A run of records:
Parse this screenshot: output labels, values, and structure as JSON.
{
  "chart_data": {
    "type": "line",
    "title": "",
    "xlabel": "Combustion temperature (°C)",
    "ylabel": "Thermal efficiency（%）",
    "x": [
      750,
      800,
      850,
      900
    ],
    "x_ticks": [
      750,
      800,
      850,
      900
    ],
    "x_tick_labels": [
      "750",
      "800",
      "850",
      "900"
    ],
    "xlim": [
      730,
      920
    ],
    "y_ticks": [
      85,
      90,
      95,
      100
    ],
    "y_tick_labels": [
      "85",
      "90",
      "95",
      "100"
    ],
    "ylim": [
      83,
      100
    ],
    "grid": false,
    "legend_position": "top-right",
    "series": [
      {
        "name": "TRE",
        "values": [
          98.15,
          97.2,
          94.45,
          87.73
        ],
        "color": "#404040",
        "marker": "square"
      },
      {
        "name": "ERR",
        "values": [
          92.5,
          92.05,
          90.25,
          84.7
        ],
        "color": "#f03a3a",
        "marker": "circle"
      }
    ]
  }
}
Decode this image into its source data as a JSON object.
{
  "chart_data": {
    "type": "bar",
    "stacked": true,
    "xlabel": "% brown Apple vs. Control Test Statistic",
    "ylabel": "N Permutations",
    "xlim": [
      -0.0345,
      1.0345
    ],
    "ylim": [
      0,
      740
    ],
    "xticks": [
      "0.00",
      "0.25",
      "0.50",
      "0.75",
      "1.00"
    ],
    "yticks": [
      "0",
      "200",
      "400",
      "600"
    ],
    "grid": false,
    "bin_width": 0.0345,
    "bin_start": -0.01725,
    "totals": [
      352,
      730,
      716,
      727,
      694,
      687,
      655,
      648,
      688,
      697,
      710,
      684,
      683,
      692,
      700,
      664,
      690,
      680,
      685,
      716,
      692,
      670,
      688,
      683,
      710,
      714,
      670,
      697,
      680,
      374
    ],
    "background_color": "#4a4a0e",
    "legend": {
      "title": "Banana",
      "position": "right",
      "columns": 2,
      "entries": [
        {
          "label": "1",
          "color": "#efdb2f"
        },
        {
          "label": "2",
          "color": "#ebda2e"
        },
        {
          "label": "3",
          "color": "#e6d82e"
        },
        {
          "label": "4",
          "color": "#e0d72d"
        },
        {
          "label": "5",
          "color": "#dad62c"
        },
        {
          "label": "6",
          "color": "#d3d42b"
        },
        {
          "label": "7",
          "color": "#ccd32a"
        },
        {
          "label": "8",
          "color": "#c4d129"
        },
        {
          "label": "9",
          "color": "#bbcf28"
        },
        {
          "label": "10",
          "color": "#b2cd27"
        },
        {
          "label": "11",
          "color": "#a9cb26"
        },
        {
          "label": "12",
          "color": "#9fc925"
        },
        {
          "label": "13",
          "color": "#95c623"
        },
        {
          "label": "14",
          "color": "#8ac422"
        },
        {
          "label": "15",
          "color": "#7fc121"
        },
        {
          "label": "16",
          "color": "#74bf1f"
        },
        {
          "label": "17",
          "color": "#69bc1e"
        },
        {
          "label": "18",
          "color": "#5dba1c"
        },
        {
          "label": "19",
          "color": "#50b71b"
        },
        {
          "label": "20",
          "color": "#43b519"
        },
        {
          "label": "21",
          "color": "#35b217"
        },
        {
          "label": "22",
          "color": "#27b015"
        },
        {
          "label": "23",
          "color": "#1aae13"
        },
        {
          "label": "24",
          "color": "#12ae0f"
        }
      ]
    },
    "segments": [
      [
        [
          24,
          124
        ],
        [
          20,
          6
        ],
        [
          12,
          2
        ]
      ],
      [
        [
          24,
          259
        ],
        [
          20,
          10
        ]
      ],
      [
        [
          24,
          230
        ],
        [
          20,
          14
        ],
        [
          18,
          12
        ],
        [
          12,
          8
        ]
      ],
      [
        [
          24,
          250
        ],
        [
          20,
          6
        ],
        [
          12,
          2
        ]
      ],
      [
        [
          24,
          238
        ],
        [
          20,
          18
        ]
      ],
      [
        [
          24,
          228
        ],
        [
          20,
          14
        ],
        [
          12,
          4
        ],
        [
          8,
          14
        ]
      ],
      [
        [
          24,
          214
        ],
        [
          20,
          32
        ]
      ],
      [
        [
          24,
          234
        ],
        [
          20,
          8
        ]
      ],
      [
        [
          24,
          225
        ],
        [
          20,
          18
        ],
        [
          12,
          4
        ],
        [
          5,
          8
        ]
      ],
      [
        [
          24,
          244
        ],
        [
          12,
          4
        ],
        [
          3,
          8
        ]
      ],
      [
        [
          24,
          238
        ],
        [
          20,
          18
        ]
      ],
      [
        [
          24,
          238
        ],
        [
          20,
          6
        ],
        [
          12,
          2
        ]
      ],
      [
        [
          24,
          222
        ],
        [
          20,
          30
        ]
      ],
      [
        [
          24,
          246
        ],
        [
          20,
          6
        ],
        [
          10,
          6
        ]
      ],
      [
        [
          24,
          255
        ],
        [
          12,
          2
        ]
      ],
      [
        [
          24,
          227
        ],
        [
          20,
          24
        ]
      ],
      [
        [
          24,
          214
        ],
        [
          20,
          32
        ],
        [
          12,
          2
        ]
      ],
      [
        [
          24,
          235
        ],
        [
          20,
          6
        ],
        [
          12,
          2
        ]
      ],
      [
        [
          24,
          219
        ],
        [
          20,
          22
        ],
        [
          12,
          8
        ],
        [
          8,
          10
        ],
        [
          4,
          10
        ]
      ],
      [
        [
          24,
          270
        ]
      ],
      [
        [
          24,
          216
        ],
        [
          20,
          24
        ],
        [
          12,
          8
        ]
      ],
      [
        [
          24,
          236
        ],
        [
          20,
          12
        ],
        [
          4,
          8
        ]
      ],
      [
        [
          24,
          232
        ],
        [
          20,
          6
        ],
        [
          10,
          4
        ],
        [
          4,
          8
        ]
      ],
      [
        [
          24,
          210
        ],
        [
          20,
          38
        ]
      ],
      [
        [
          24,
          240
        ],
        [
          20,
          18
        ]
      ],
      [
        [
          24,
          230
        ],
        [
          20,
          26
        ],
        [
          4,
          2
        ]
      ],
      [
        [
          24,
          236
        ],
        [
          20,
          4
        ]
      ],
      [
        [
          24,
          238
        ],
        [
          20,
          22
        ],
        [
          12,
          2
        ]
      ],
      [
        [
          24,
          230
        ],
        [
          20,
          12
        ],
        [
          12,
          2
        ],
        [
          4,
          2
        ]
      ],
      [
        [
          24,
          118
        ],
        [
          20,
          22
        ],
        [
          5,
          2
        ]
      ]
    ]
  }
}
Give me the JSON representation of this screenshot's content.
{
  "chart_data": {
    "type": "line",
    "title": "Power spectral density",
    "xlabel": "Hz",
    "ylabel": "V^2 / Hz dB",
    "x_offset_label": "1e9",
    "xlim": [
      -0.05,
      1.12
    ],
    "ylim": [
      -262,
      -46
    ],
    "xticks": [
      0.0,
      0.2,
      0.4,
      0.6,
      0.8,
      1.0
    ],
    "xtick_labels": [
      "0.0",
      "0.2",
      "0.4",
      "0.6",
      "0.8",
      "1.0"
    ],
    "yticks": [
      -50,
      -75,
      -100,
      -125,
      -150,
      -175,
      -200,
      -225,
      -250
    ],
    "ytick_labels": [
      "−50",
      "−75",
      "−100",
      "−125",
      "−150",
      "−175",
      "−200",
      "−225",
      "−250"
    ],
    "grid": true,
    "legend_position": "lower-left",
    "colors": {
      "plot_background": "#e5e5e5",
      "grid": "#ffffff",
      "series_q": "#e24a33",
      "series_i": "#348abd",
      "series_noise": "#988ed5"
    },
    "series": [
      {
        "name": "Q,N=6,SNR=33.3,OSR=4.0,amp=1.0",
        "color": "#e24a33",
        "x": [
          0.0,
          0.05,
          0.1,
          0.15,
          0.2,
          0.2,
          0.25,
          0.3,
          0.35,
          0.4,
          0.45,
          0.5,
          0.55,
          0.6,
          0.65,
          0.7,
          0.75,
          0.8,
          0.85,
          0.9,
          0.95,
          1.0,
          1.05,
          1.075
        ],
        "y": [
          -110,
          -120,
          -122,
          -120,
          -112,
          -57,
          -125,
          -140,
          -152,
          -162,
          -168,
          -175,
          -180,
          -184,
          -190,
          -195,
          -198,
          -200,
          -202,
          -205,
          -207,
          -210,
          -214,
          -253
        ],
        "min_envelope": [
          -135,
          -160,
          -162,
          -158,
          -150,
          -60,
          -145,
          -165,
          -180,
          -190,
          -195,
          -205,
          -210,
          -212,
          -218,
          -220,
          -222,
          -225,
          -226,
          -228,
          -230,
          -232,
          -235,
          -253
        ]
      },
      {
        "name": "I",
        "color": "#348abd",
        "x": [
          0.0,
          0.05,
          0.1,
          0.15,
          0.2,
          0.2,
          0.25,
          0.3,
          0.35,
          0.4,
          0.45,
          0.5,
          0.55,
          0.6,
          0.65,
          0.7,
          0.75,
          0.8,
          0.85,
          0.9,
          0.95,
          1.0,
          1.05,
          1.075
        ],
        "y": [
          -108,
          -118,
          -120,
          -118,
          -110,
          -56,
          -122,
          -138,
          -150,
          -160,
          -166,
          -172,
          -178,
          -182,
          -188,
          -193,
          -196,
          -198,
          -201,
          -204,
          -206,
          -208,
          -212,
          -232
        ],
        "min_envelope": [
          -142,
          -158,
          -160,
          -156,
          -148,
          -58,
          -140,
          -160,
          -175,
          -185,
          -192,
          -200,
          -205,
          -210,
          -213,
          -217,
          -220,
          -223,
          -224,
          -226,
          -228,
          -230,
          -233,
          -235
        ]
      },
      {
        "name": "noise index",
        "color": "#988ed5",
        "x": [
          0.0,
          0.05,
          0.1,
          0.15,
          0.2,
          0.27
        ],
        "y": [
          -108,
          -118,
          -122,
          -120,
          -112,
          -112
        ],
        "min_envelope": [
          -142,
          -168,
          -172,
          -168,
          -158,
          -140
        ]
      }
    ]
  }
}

• _PROBLEM DESCRIPTION_
Go through the listing above and locate each line that holds the word "screenshot". Copy those lines.

• _FINAL RESULT_
Parse this screenshot: output labels, values, and structure as JSON.
Give me the JSON representation of this screenshot's content.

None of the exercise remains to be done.